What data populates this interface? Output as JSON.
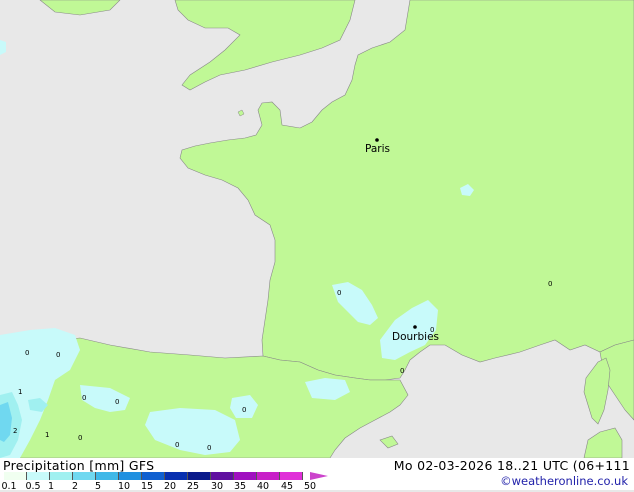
{
  "map": {
    "cities": [
      {
        "name": "Paris"
      },
      {
        "name": "Dourbies"
      }
    ],
    "point_values": [
      "0",
      "0",
      "0",
      "0",
      "0",
      "0",
      "0",
      "0",
      "0",
      "0",
      "0",
      "0",
      "1",
      "1",
      "2"
    ]
  },
  "legend": {
    "title": "Precipitation [mm]  GFS",
    "datetime": "Mo 02-03-2026 18..21 UTC (06+111",
    "credit": "©weatheronline.co.uk",
    "ticks": [
      "0.1",
      "0.5",
      "1",
      "2",
      "5",
      "10",
      "15",
      "20",
      "25",
      "30",
      "35",
      "40",
      "45",
      "50"
    ],
    "colors": [
      "#f0fff0",
      "#c8fafa",
      "#a0f0f0",
      "#70d8f0",
      "#40b8e8",
      "#2090e0",
      "#1060d0",
      "#0830b0",
      "#0a1a8a",
      "#6010a0",
      "#a010c0",
      "#c820c8",
      "#e030d8"
    ]
  }
}
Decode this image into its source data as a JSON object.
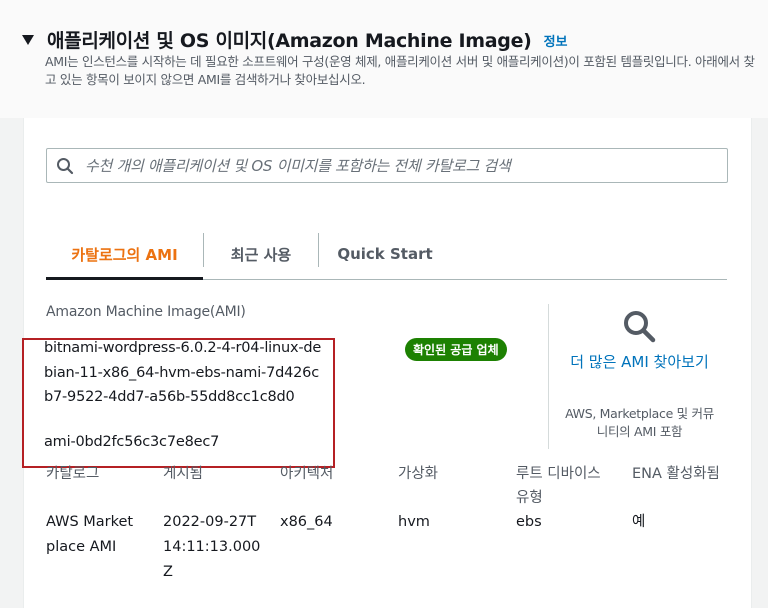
{
  "section": {
    "title": "애플리케이션 및 OS 이미지(Amazon Machine Image)",
    "info_link": "정보",
    "description": "AMI는 인스턴스를 시작하는 데 필요한 소프트웨어 구성(운영 체제, 애플리케이션 서버 및 애플리케이션)이 포함된 템플릿입니다. 아래에서 찾고 있는 항목이 보이지 않으면 AMI를 검색하거나 찾아보십시오."
  },
  "search": {
    "placeholder": "수천 개의 애플리케이션 및 OS 이미지를 포함하는 전체 카탈로그 검색",
    "value": ""
  },
  "tabs": [
    {
      "label": "카탈로그의 AMI",
      "active": true
    },
    {
      "label": "최근 사용",
      "active": false
    },
    {
      "label": "Quick Start",
      "active": false
    }
  ],
  "ami": {
    "section_label": "Amazon Machine Image(AMI)",
    "name": "bitnami-wordpress-6.0.2-4-r04-linux-debian-11-x86_64-hvm-ebs-nami-7d426cb7-9522-4dd7-a56b-55dd8cc1c8d0",
    "id": "ami-0bd2fc56c3c7e8ec7",
    "verified_badge": "확인된 공급 업체"
  },
  "more_ami": {
    "link": "더 많은 AMI 찾아보기",
    "description": "AWS, Marketplace 및 커뮤니티의 AMI 포함",
    "icon": "search-icon"
  },
  "attributes": [
    {
      "label": "카탈로그",
      "value": "AWS Marketplace AMI"
    },
    {
      "label": "게시됨",
      "value": "2022-09-27T14:11:13.000Z"
    },
    {
      "label": "아키텍처",
      "value": "x86_64"
    },
    {
      "label": "가상화",
      "value": "hvm"
    },
    {
      "label": "루트 디바이스 유형",
      "value": "ebs"
    },
    {
      "label": "ENA 활성화됨",
      "value": "예"
    }
  ],
  "colors": {
    "accent": "#ec7211",
    "link": "#0073bb",
    "badge": "#1d8102",
    "highlight_border": "#b52024"
  }
}
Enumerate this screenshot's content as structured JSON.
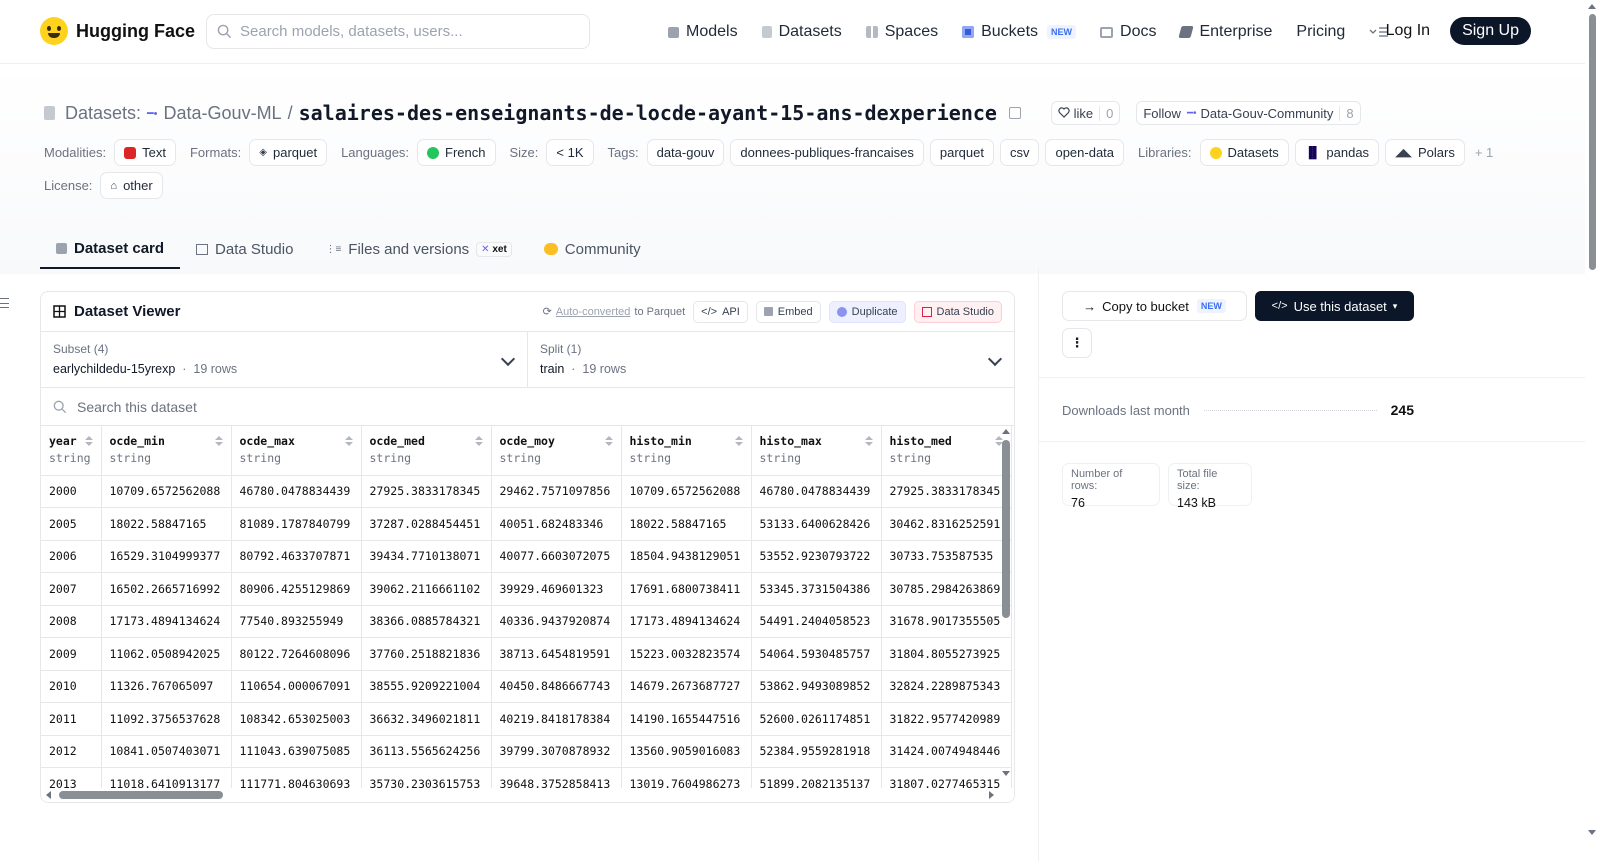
{
  "nav": {
    "brand": "Hugging Face",
    "search_placeholder": "Search models, datasets, users...",
    "links": [
      {
        "label": "Models",
        "icon": "cube-icon"
      },
      {
        "label": "Datasets",
        "icon": "database-icon"
      },
      {
        "label": "Spaces",
        "icon": "spaces-icon"
      },
      {
        "label": "Buckets",
        "icon": "bucket-icon",
        "badge": "NEW"
      },
      {
        "label": "Docs",
        "icon": "book-icon"
      },
      {
        "label": "Enterprise",
        "icon": "enterprise-icon"
      },
      {
        "label": "Pricing"
      }
    ],
    "login": "Log In",
    "signup": "Sign Up"
  },
  "header": {
    "section": "Datasets:",
    "org": "Data-Gouv-ML",
    "separator": "/",
    "repo": "salaires-des-enseignants-de-locde-ayant-15-ans-dexperience",
    "like_label": "like",
    "like_count": "0",
    "follow_label": "Follow",
    "follow_org": "Data-Gouv-Community",
    "follow_count": "8",
    "modalities_label": "Modalities:",
    "modality": "Text",
    "formats_label": "Formats:",
    "format": "parquet",
    "languages_label": "Languages:",
    "language": "French",
    "size_label": "Size:",
    "size": "< 1K",
    "tags_label": "Tags:",
    "tags": [
      "data-gouv",
      "donnees-publiques-francaises",
      "parquet",
      "csv",
      "open-data"
    ],
    "libraries_label": "Libraries:",
    "libraries": [
      "Datasets",
      "pandas",
      "Polars"
    ],
    "libraries_more": "+ 1",
    "license_label": "License:",
    "license": "other"
  },
  "tabs": [
    {
      "label": "Dataset card",
      "active": true
    },
    {
      "label": "Data Studio"
    },
    {
      "label": "Files and versions",
      "badge": "xet"
    },
    {
      "label": "Community"
    }
  ],
  "viewer": {
    "title": "Dataset Viewer",
    "auto_converted_link": "Auto-converted",
    "auto_converted_suffix": "to Parquet",
    "api_label": "API",
    "embed_label": "Embed",
    "duplicate_label": "Duplicate",
    "studio_label": "Data Studio",
    "subset_label": "Subset (4)",
    "subset_value": "earlychildedu-15yrexp",
    "subset_rows": "19 rows",
    "split_label": "Split (1)",
    "split_value": "train",
    "split_rows": "19 rows",
    "dot": "·",
    "search_placeholder": "Search this dataset",
    "columns": [
      {
        "name": "year",
        "type": "string"
      },
      {
        "name": "ocde_min",
        "type": "string"
      },
      {
        "name": "ocde_max",
        "type": "string"
      },
      {
        "name": "ocde_med",
        "type": "string"
      },
      {
        "name": "ocde_moy",
        "type": "string"
      },
      {
        "name": "histo_min",
        "type": "string"
      },
      {
        "name": "histo_max",
        "type": "string"
      },
      {
        "name": "histo_med",
        "type": "string"
      }
    ],
    "rows": [
      [
        "2000",
        "10709.6572562088",
        "46780.0478834439",
        "27925.3833178345",
        "29462.7571097856",
        "10709.6572562088",
        "46780.0478834439",
        "27925.3833178345"
      ],
      [
        "2005",
        "18022.58847165",
        "81089.1787840799",
        "37287.0288454451",
        "40051.682483346",
        "18022.58847165",
        "53133.6400628426",
        "30462.8316252591"
      ],
      [
        "2006",
        "16529.3104999377",
        "80792.4633707871",
        "39434.7710138071",
        "40077.6603072075",
        "18504.9438129051",
        "53552.9230793722",
        "30733.753587535"
      ],
      [
        "2007",
        "16502.2665716992",
        "80906.4255129869",
        "39062.2116661102",
        "39929.469601323",
        "17691.6800738411",
        "53345.3731504386",
        "30785.2984263869"
      ],
      [
        "2008",
        "17173.4894134624",
        "77540.893255949",
        "38366.0885784321",
        "40336.9437920874",
        "17173.4894134624",
        "54491.2404058523",
        "31678.9017355505"
      ],
      [
        "2009",
        "11062.0508942025",
        "80122.7264608096",
        "37760.2518821836",
        "38713.6454819591",
        "15223.0032823574",
        "54064.5930485757",
        "31804.8055273925"
      ],
      [
        "2010",
        "11326.767065097",
        "110654.000067091",
        "38555.9209221004",
        "40450.8486667743",
        "14679.2673687727",
        "53862.9493089852",
        "32824.2289875343"
      ],
      [
        "2011",
        "11092.3756537628",
        "108342.653025003",
        "36632.3496021811",
        "40219.8418178384",
        "14190.1655447516",
        "52600.0261174851",
        "31822.9577420989"
      ],
      [
        "2012",
        "10841.0507403071",
        "111043.639075085",
        "36113.5565624256",
        "39799.3070878932",
        "13560.9059016083",
        "52384.9559281918",
        "31424.0074948446"
      ],
      [
        "2013",
        "11018.6410913177",
        "111771.804630693",
        "35730.2303615753",
        "39648.3752858413",
        "13019.7604986273",
        "51899.2082135137",
        "31807.0277465315"
      ]
    ]
  },
  "sidebar": {
    "copy_bucket": "Copy to bucket",
    "copy_badge": "NEW",
    "use_dataset": "Use this dataset",
    "kebab": "⋮",
    "downloads_label": "Downloads last month",
    "downloads_value": "245",
    "rows_label": "Number of rows:",
    "rows_value": "76",
    "size_label": "Total file size:",
    "size_value": "143 kB"
  }
}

(Written exercise): Isolate the lines that hold the word "name" and copy all of them.

(Written reply):
        "name": "Paris"
        "name": "Dourbies"
    "name": "bitnami-wordpress-6.0.2-4-r04-linux-debian-11-x86_64-hvm-ebs-nami-7d426cb7-9522-4dd7-a56b-55dd8cc1c8d0",
        "name": "year",
        "name": "ocde_min",
        "name": "ocde_max",
        "name": "ocde_med",
        "name": "ocde_moy",
        "name": "histo_min",
        "name": "histo_max",
        "name": "histo_med",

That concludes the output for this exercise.